## Goal of the exercise
For each entry that follows, write out an identical copy.

## Material for the task
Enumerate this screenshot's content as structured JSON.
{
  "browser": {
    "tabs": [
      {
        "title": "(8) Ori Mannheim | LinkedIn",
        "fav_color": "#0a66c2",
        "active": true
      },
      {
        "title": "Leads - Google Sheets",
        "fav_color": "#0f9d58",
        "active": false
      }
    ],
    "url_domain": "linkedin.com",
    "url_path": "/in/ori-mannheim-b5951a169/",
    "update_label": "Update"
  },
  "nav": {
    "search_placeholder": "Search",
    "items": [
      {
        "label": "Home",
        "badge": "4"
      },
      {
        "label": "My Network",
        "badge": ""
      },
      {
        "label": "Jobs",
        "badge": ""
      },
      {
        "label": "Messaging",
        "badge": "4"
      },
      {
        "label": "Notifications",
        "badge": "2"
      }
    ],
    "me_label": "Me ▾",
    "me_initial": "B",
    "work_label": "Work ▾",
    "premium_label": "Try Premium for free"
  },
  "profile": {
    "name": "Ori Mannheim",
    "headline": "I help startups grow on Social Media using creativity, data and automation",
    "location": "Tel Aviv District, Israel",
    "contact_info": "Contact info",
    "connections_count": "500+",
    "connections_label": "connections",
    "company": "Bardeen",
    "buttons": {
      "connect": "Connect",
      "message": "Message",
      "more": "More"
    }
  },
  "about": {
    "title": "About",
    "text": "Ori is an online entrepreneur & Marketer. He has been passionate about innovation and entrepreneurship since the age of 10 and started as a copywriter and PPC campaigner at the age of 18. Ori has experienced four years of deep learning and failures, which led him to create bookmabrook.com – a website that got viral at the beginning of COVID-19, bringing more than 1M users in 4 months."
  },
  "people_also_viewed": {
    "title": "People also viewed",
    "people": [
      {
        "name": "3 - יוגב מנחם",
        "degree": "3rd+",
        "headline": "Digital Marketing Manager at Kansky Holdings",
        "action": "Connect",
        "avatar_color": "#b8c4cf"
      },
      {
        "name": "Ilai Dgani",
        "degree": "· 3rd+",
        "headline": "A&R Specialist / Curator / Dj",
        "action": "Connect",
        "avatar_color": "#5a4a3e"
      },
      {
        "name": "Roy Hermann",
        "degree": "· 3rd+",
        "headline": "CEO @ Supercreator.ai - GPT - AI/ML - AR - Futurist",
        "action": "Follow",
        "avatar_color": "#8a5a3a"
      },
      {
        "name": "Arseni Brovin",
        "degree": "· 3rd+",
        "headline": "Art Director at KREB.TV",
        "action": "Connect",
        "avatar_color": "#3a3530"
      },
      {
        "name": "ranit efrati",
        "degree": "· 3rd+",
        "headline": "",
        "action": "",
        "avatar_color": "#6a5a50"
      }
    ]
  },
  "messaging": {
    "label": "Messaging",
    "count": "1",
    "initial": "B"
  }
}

## Solution
Enumerate this screenshot's content as structured JSON.
{
  "browser": {
    "tabs": [
      {
        "title": "(8) Ori Mannheim | LinkedIn",
        "fav_color": "#0a66c2",
        "active": true
      },
      {
        "title": "Leads - Google Sheets",
        "fav_color": "#0f9d58",
        "active": false
      }
    ],
    "url_domain": "linkedin.com",
    "url_path": "/in/ori-mannheim-b5951a169/",
    "update_label": "Update"
  },
  "nav": {
    "search_placeholder": "Search",
    "items": [
      {
        "label": "Home",
        "badge": "4"
      },
      {
        "label": "My Network",
        "badge": ""
      },
      {
        "label": "Jobs",
        "badge": ""
      },
      {
        "label": "Messaging",
        "badge": "4"
      },
      {
        "label": "Notifications",
        "badge": "2"
      }
    ],
    "me_label": "Me ▾",
    "me_initial": "B",
    "work_label": "Work ▾",
    "premium_label": "Try Premium for free"
  },
  "profile": {
    "name": "Ori Mannheim",
    "headline": "I help startups grow on Social Media using creativity, data and automation",
    "location": "Tel Aviv District, Israel",
    "contact_info": "Contact info",
    "connections_count": "500+",
    "connections_label": "connections",
    "company": "Bardeen",
    "buttons": {
      "connect": "Connect",
      "message": "Message",
      "more": "More"
    }
  },
  "about": {
    "title": "About",
    "text": "Ori is an online entrepreneur & Marketer. He has been passionate about innovation and entrepreneurship since the age of 10 and started as a copywriter and PPC campaigner at the age of 18. Ori has experienced four years of deep learning and failures, which led him to create bookmabrook.com – a website that got viral at the beginning of COVID-19, bringing more than 1M users in 4 months."
  },
  "people_also_viewed": {
    "title": "People also viewed",
    "people": [
      {
        "name": "3 - יוגב מנחם",
        "degree": "3rd+",
        "headline": "Digital Marketing Manager at Kansky Holdings",
        "action": "Connect",
        "avatar_color": "#b8c4cf"
      },
      {
        "name": "Ilai Dgani",
        "degree": "· 3rd+",
        "headline": "A&R Specialist / Curator / Dj",
        "action": "Connect",
        "avatar_color": "#5a4a3e"
      },
      {
        "name": "Roy Hermann",
        "degree": "· 3rd+",
        "headline": "CEO @ Supercreator.ai - GPT - AI/ML - AR - Futurist",
        "action": "Follow",
        "avatar_color": "#8a5a3a"
      },
      {
        "name": "Arseni Brovin",
        "degree": "· 3rd+",
        "headline": "Art Director at KREB.TV",
        "action": "Connect",
        "avatar_color": "#3a3530"
      },
      {
        "name": "ranit efrati",
        "degree": "· 3rd+",
        "headline": "",
        "action": "",
        "avatar_color": "#6a5a50"
      }
    ]
  },
  "messaging": {
    "label": "Messaging",
    "count": "1",
    "initial": "B"
  }
}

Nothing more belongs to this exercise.